__TASK DETAILS__:
Without the pictures, set down the records below word for word.
--- Begin ---
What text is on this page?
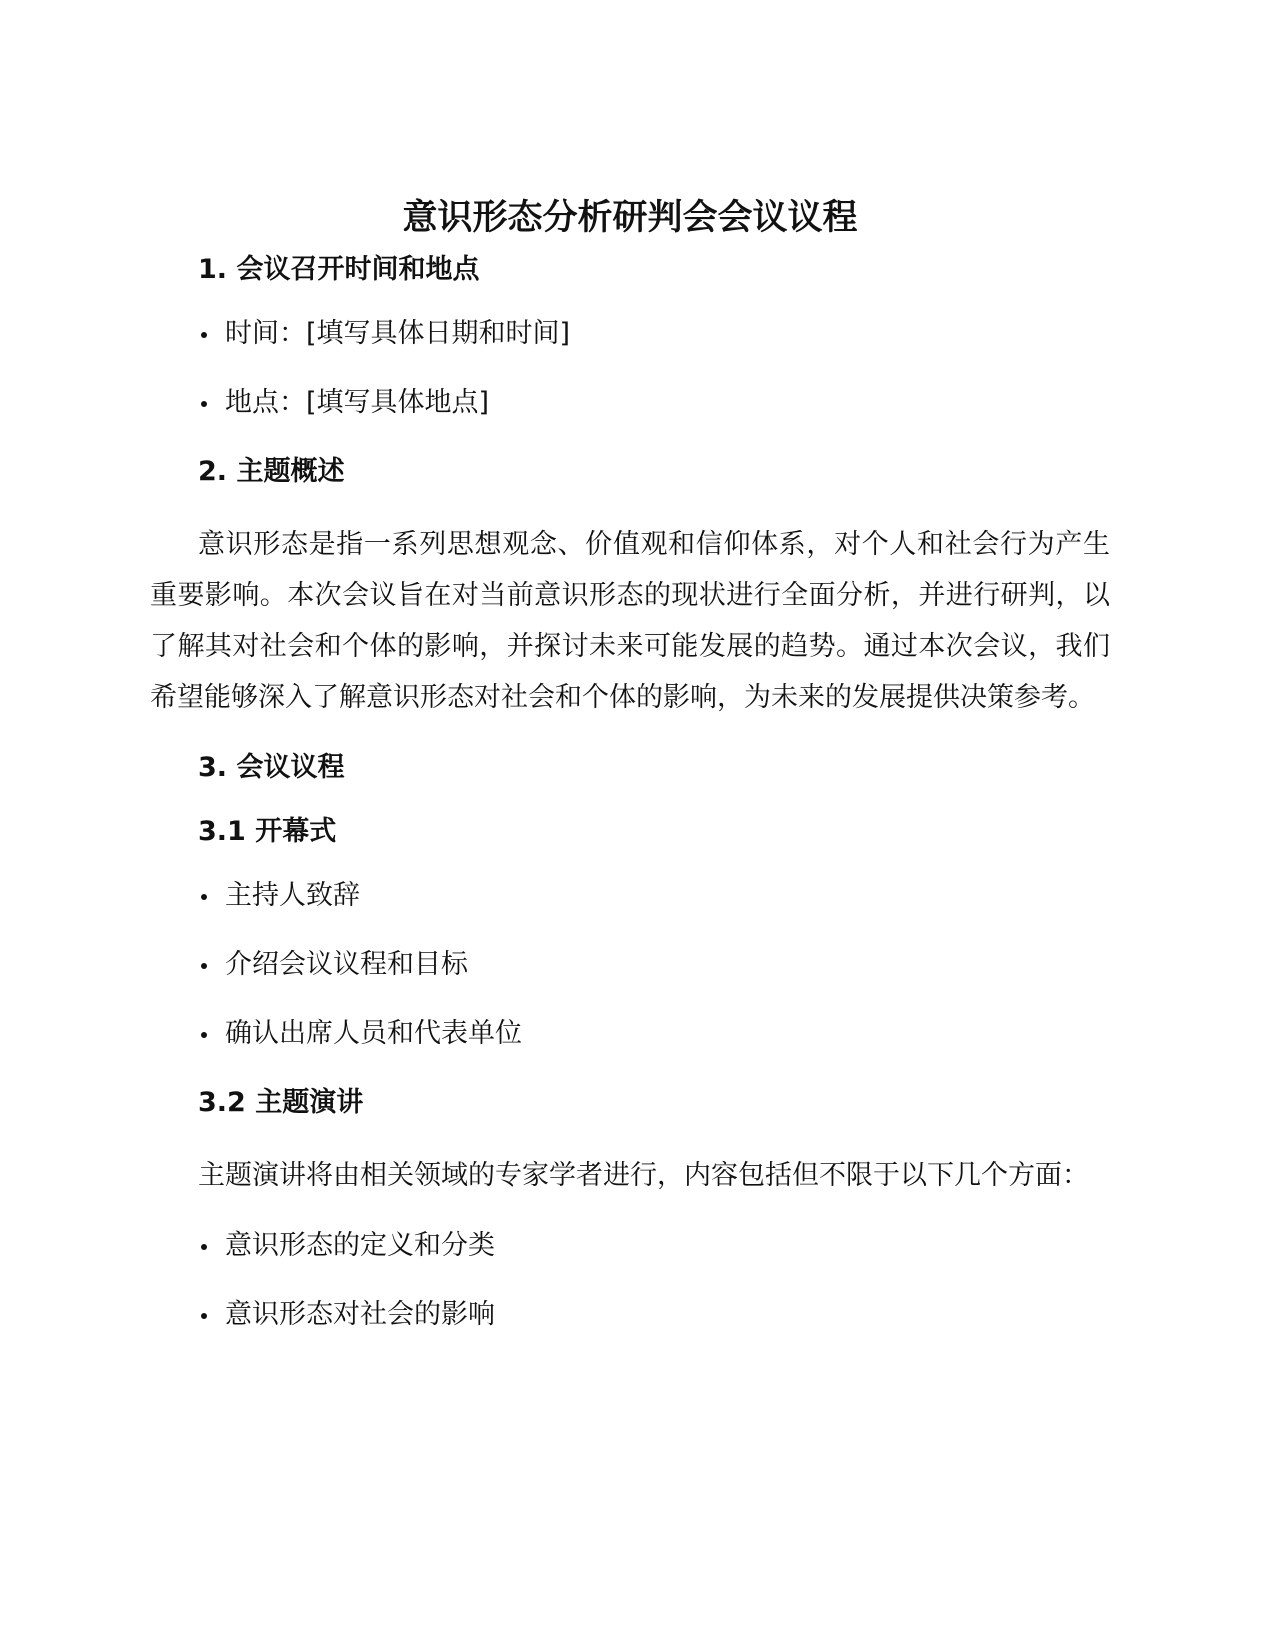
意识形态分析研判会会议议程
1. 会议召开时间和地点
时间：[填写具体日期和时间]
地点：[填写具体地点]
2. 主题概述

意识形态是指一系列思想观念、价值观和信仰体系，对个人和社会行为产生重要影响。本次会议旨在对当前意识形态的现状进行全面分析，并进行研判，以了解其对社会和个体的影响，并探讨未来可能发展的趋势。通过本次会议，我们希望能够深入了解意识形态对社会和个体的影响，为未来的发展提供决策参考。

3. 会议议程
3.1 开幕式
主持人致辞
介绍会议议程和目标
确认出席人员和代表单位
3.2 主题演讲

主题演讲将由相关领域的专家学者进行，内容包括但不限于以下几个方面：

意识形态的定义和分类
意识形态对社会的影响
--- End ---
__SOLVED PROBLEM__:
What text is on this page?
意识形态分析研判会会议议程
1. 会议召开时间和地点
时间：[填写具体日期和时间]
地点：[填写具体地点]
2. 主题概述

意识形态是指一系列思想观念、价值观和信仰体系，对个人和社会行为产生重要影响。本次会议旨在对当前意识形态的现状进行全面分析，并进行研判，以了解其对社会和个体的影响，并探讨未来可能发展的趋势。通过本次会议，我们希望能够深入了解意识形态对社会和个体的影响，为未来的发展提供决策参考。

3. 会议议程
3.1 开幕式
主持人致辞
介绍会议议程和目标
确认出席人员和代表单位
3.2 主题演讲

主题演讲将由相关领域的专家学者进行，内容包括但不限于以下几个方面：

意识形态的定义和分类
意识形态对社会的影响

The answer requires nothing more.